+++ Dataset records +++

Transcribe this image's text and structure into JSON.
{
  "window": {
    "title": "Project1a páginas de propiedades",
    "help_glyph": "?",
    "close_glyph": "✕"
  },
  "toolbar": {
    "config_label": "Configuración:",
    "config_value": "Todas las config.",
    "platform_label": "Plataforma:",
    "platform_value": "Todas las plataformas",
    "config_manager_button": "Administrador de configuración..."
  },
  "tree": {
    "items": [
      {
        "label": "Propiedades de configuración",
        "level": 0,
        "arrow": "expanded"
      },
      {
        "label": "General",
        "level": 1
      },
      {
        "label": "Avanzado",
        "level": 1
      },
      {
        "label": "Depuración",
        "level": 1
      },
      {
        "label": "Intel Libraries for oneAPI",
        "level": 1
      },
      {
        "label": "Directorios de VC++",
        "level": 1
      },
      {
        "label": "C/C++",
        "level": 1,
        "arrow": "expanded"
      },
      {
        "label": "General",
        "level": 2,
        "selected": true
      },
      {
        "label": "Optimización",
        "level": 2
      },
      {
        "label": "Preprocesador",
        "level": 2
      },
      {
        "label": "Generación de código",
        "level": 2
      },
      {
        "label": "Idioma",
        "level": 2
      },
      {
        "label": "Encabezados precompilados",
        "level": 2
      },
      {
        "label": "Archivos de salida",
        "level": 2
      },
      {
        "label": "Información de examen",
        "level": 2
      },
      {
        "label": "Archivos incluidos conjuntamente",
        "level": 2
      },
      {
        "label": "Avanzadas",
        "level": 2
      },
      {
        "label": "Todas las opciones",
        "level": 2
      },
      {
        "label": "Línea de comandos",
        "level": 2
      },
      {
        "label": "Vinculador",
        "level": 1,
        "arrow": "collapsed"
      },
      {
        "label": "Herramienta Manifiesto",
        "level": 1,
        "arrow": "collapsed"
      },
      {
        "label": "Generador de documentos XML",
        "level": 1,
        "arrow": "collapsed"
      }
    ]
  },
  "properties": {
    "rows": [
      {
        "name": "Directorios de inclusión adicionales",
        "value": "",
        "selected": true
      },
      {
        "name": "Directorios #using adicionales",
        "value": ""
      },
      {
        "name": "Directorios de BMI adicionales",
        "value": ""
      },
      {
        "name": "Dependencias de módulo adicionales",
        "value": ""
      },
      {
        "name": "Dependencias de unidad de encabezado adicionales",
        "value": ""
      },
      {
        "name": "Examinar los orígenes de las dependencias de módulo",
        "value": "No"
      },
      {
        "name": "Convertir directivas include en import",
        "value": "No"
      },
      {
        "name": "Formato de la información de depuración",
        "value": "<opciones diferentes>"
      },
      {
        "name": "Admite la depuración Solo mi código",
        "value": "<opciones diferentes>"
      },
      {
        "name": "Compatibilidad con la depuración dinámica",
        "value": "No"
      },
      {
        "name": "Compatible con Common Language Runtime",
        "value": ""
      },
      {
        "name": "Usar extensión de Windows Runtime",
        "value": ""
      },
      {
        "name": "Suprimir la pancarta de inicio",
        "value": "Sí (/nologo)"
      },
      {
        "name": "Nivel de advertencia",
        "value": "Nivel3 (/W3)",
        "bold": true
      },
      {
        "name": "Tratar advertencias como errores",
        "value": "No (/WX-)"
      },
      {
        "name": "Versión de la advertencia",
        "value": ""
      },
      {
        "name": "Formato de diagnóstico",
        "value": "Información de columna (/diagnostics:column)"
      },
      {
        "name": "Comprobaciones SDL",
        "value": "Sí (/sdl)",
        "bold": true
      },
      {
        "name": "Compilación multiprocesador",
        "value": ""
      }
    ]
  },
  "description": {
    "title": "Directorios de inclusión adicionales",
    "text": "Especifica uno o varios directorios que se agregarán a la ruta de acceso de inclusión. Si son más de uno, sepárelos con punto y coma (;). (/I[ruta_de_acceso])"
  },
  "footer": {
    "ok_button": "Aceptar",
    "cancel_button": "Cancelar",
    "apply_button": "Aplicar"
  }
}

+++

### What this task involves
For the material above, how many lines contain the word "Archivos"? Only the number should be given.

### Output below
2